WHAT TO DO>
Set down each line of the material that follows, exactly, with no pictures.

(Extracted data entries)
- - -

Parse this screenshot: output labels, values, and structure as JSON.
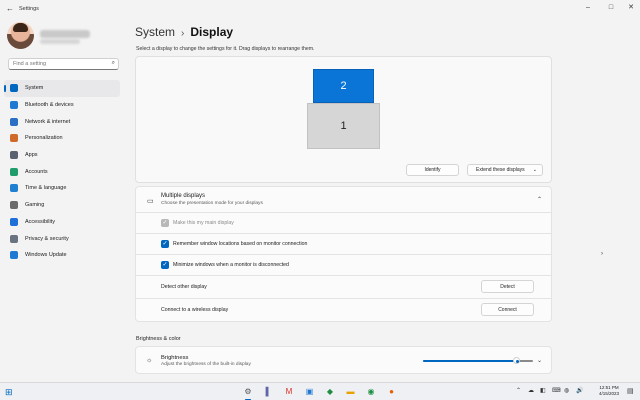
{
  "window": {
    "title": "Settings",
    "back_icon": "←",
    "minimize_icon": "–",
    "maximize_icon": "□",
    "close_icon": "✕"
  },
  "search": {
    "placeholder": "Find a setting",
    "icon": "⌕"
  },
  "sidebar": {
    "items": [
      {
        "label": "System",
        "icon": "display-icon",
        "color": "#0067c0",
        "active": true
      },
      {
        "label": "Bluetooth & devices",
        "icon": "bluetooth-icon",
        "color": "#1f78d1"
      },
      {
        "label": "Network & internet",
        "icon": "wifi-icon",
        "color": "#2b6fc4"
      },
      {
        "label": "Personalization",
        "icon": "brush-icon",
        "color": "#d06a2a"
      },
      {
        "label": "Apps",
        "icon": "apps-icon",
        "color": "#5a6272"
      },
      {
        "label": "Accounts",
        "icon": "person-icon",
        "color": "#1f9e6b"
      },
      {
        "label": "Time & language",
        "icon": "globe-clock-icon",
        "color": "#1f7fd1"
      },
      {
        "label": "Gaming",
        "icon": "controller-icon",
        "color": "#6b6b6b"
      },
      {
        "label": "Accessibility",
        "icon": "accessibility-icon",
        "color": "#1e6fd8"
      },
      {
        "label": "Privacy & security",
        "icon": "shield-icon",
        "color": "#6b7280"
      },
      {
        "label": "Windows Update",
        "icon": "update-icon",
        "color": "#1f78d1"
      }
    ]
  },
  "breadcrumb": {
    "parent": "System",
    "separator": "›",
    "current": "Display"
  },
  "instruction": "Select a display to change the settings for it. Drag displays to rearrange them.",
  "monitors": [
    {
      "label": "2",
      "selected": true
    },
    {
      "label": "1",
      "selected": false
    }
  ],
  "arrange_controls": {
    "identify_label": "Identify",
    "dropdown_value": "Extend these displays",
    "dropdown_icon": "chevron-down-icon"
  },
  "multiple_displays": {
    "title": "Multiple displays",
    "subtitle": "Choose the presentation mode for your displays",
    "chevron": "⌃",
    "options": [
      {
        "label": "Make this my main display",
        "checked": true,
        "disabled": true
      },
      {
        "label": "Remember window locations based on monitor connection",
        "checked": true,
        "disabled": false
      },
      {
        "label": "Minimize windows when a monitor is disconnected",
        "checked": true,
        "disabled": false
      }
    ],
    "detect": {
      "label": "Detect other display",
      "button": "Detect"
    },
    "connect": {
      "label": "Connect to a wireless display",
      "button": "Connect"
    }
  },
  "brightness_section": {
    "title": "Brightness & color",
    "brightness": {
      "title": "Brightness",
      "subtitle": "Adjust the brightness of the built-in display",
      "value_percent": 85,
      "chevron": "⌄"
    }
  },
  "taskbar": {
    "start_icon": "⊞",
    "apps": [
      {
        "name": "settings-app",
        "glyph": "⚙",
        "color": "#555",
        "active": true
      },
      {
        "name": "teams-app",
        "glyph": "▌",
        "color": "#6264a7"
      },
      {
        "name": "gmail-app",
        "glyph": "M",
        "color": "#d93025"
      },
      {
        "name": "photos-app",
        "glyph": "▣",
        "color": "#1f78d1"
      },
      {
        "name": "maps-app",
        "glyph": "◆",
        "color": "#1e8e3e"
      },
      {
        "name": "explorer-app",
        "glyph": "▬",
        "color": "#e8a200"
      },
      {
        "name": "chrome-app",
        "glyph": "◉",
        "color": "#1e8e3e"
      },
      {
        "name": "firefox-app",
        "glyph": "●",
        "color": "#e66000"
      }
    ],
    "tray": [
      "⌃",
      "☁",
      "◧",
      "⌨",
      "◍",
      "🔊"
    ],
    "time": "12:51 PM",
    "date": "4/15/2023",
    "notify_icon": "▤"
  }
}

- - -

EXERCISE RESULT>
Parse this screenshot: output labels, values, and structure as JSON.
{
  "window": {
    "title": "Settings",
    "back_icon": "←",
    "minimize_icon": "–",
    "maximize_icon": "□",
    "close_icon": "✕"
  },
  "search": {
    "placeholder": "Find a setting",
    "icon": "⌕"
  },
  "sidebar": {
    "items": [
      {
        "label": "System",
        "icon": "display-icon",
        "color": "#0067c0",
        "active": true
      },
      {
        "label": "Bluetooth & devices",
        "icon": "bluetooth-icon",
        "color": "#1f78d1"
      },
      {
        "label": "Network & internet",
        "icon": "wifi-icon",
        "color": "#2b6fc4"
      },
      {
        "label": "Personalization",
        "icon": "brush-icon",
        "color": "#d06a2a"
      },
      {
        "label": "Apps",
        "icon": "apps-icon",
        "color": "#5a6272"
      },
      {
        "label": "Accounts",
        "icon": "person-icon",
        "color": "#1f9e6b"
      },
      {
        "label": "Time & language",
        "icon": "globe-clock-icon",
        "color": "#1f7fd1"
      },
      {
        "label": "Gaming",
        "icon": "controller-icon",
        "color": "#6b6b6b"
      },
      {
        "label": "Accessibility",
        "icon": "accessibility-icon",
        "color": "#1e6fd8"
      },
      {
        "label": "Privacy & security",
        "icon": "shield-icon",
        "color": "#6b7280"
      },
      {
        "label": "Windows Update",
        "icon": "update-icon",
        "color": "#1f78d1"
      }
    ]
  },
  "breadcrumb": {
    "parent": "System",
    "separator": "›",
    "current": "Display"
  },
  "instruction": "Select a display to change the settings for it. Drag displays to rearrange them.",
  "monitors": [
    {
      "label": "2",
      "selected": true
    },
    {
      "label": "1",
      "selected": false
    }
  ],
  "arrange_controls": {
    "identify_label": "Identify",
    "dropdown_value": "Extend these displays",
    "dropdown_icon": "chevron-down-icon"
  },
  "multiple_displays": {
    "title": "Multiple displays",
    "subtitle": "Choose the presentation mode for your displays",
    "chevron": "⌃",
    "options": [
      {
        "label": "Make this my main display",
        "checked": true,
        "disabled": true
      },
      {
        "label": "Remember window locations based on monitor connection",
        "checked": true,
        "disabled": false
      },
      {
        "label": "Minimize windows when a monitor is disconnected",
        "checked": true,
        "disabled": false
      }
    ],
    "detect": {
      "label": "Detect other display",
      "button": "Detect"
    },
    "connect": {
      "label": "Connect to a wireless display",
      "button": "Connect"
    }
  },
  "brightness_section": {
    "title": "Brightness & color",
    "brightness": {
      "title": "Brightness",
      "subtitle": "Adjust the brightness of the built-in display",
      "value_percent": 85,
      "chevron": "⌄"
    }
  },
  "taskbar": {
    "start_icon": "⊞",
    "apps": [
      {
        "name": "settings-app",
        "glyph": "⚙",
        "color": "#555",
        "active": true
      },
      {
        "name": "teams-app",
        "glyph": "▌",
        "color": "#6264a7"
      },
      {
        "name": "gmail-app",
        "glyph": "M",
        "color": "#d93025"
      },
      {
        "name": "photos-app",
        "glyph": "▣",
        "color": "#1f78d1"
      },
      {
        "name": "maps-app",
        "glyph": "◆",
        "color": "#1e8e3e"
      },
      {
        "name": "explorer-app",
        "glyph": "▬",
        "color": "#e8a200"
      },
      {
        "name": "chrome-app",
        "glyph": "◉",
        "color": "#1e8e3e"
      },
      {
        "name": "firefox-app",
        "glyph": "●",
        "color": "#e66000"
      }
    ],
    "tray": [
      "⌃",
      "☁",
      "◧",
      "⌨",
      "◍",
      "🔊"
    ],
    "time": "12:51 PM",
    "date": "4/15/2023",
    "notify_icon": "▤"
  }
}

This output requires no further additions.